-- What this task involves --
Tally each line where the word "title" occurs, then give only the total.

-- Material for this exercise --

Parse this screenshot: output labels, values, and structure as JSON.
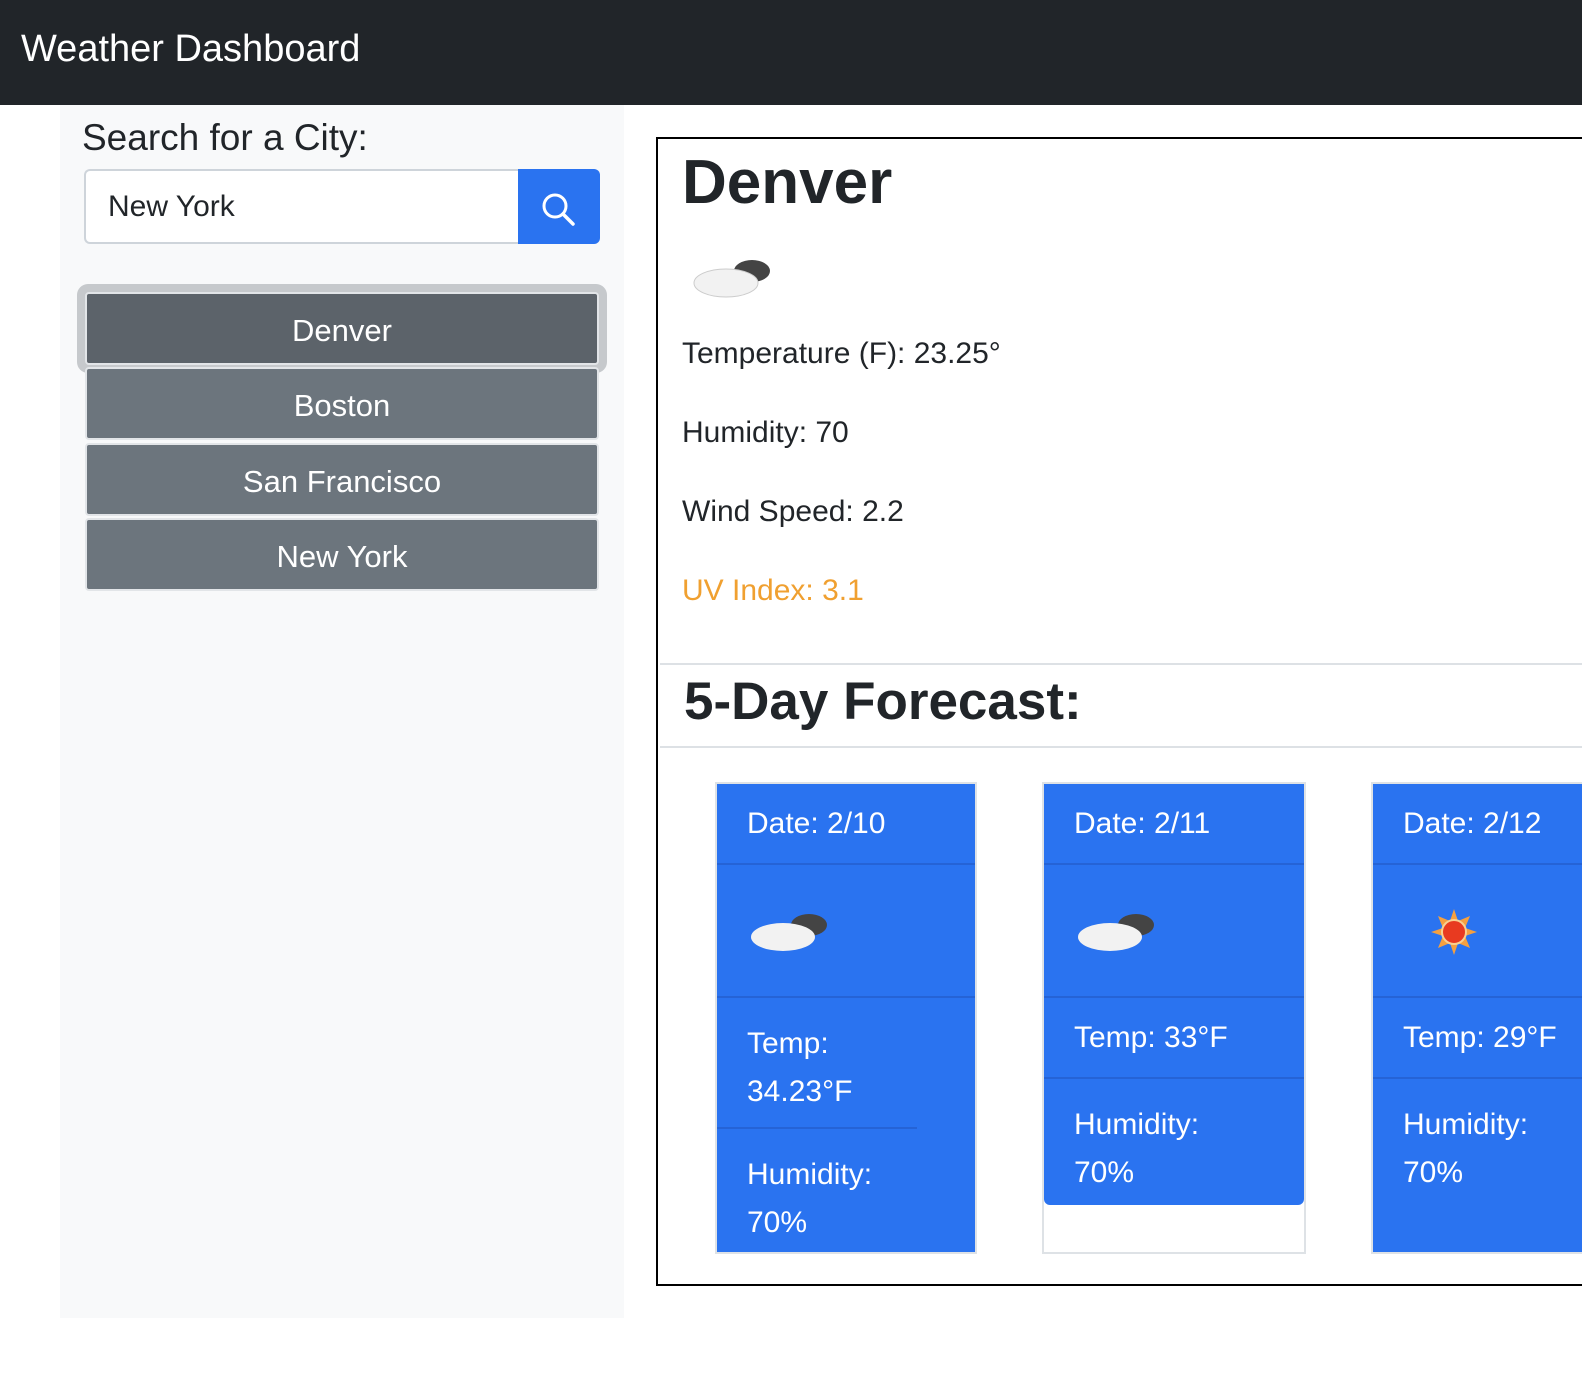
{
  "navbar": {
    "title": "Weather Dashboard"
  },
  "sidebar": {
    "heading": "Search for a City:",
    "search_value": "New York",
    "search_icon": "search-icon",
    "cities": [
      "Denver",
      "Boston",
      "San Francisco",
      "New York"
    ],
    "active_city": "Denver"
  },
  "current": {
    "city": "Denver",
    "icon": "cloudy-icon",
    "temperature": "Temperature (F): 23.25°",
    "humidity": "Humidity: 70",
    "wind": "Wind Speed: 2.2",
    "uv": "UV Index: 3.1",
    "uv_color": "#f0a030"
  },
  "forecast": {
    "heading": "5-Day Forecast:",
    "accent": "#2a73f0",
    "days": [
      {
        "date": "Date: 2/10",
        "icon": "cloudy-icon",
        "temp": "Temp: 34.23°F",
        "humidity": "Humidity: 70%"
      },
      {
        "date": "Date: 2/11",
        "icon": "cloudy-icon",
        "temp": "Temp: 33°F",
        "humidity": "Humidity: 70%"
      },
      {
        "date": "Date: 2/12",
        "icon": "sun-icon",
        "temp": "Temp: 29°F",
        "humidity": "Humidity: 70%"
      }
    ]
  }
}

---

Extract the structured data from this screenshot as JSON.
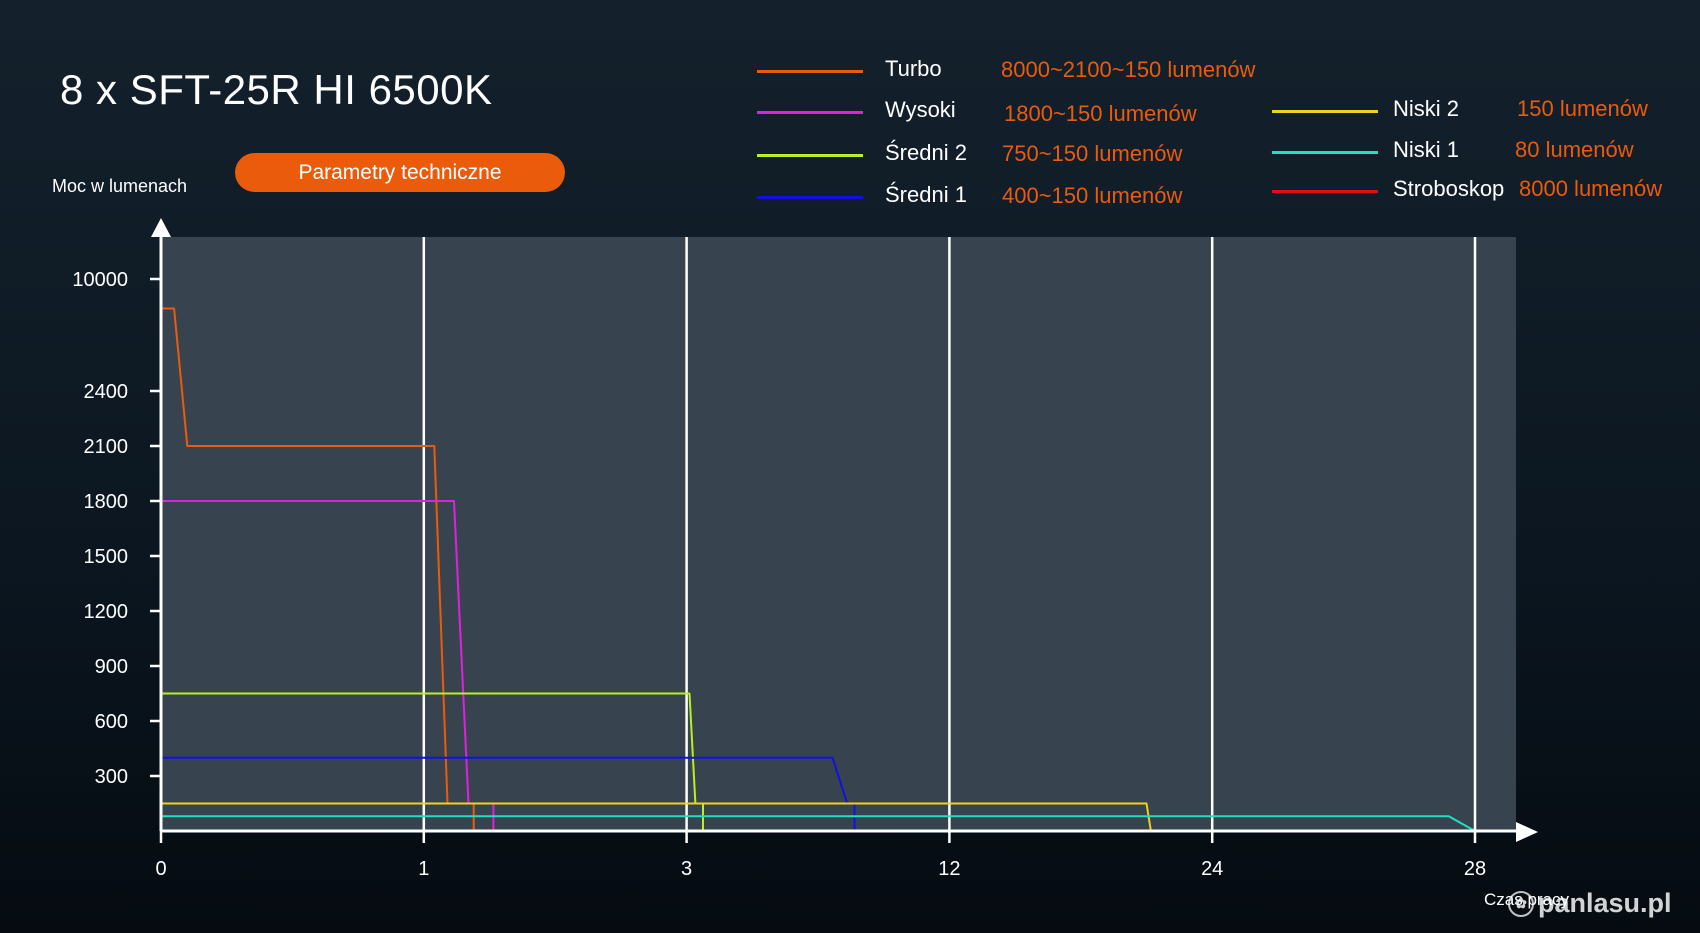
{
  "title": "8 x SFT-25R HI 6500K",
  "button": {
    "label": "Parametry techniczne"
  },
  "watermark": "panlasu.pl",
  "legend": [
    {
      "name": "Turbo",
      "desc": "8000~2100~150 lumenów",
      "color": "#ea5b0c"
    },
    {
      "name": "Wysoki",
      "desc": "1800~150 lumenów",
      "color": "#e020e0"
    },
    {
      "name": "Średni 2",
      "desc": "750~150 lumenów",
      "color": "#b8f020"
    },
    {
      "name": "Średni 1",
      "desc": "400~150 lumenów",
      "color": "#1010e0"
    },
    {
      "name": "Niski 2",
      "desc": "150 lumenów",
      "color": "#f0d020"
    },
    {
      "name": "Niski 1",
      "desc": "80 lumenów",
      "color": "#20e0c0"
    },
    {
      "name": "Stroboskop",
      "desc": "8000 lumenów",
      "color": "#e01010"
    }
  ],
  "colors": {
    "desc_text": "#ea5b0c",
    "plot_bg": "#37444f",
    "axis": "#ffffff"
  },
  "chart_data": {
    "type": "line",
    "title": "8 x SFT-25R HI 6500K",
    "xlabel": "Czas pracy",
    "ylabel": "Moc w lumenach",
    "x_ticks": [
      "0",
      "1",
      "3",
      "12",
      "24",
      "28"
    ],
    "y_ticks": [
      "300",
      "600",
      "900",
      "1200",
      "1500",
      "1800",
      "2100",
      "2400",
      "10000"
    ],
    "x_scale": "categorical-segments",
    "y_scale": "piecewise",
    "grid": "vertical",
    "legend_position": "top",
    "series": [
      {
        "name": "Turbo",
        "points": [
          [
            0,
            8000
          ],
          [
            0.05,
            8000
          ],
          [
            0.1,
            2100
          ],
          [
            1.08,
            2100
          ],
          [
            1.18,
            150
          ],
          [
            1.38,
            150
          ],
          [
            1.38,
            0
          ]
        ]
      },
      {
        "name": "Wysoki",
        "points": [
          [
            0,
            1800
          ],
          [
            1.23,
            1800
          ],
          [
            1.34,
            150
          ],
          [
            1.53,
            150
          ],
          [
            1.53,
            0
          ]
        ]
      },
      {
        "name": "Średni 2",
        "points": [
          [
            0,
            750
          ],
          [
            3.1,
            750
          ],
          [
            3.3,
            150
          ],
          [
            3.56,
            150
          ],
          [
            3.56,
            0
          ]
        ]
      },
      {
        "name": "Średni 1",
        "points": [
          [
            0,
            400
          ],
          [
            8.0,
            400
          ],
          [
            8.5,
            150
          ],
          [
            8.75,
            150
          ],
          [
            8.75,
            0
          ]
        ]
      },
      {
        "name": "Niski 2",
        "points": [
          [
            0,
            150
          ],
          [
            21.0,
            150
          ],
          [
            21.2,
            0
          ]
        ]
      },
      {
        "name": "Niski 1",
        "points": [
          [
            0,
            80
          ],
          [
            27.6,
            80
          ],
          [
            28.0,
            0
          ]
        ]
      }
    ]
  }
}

-- Finished exercise --
3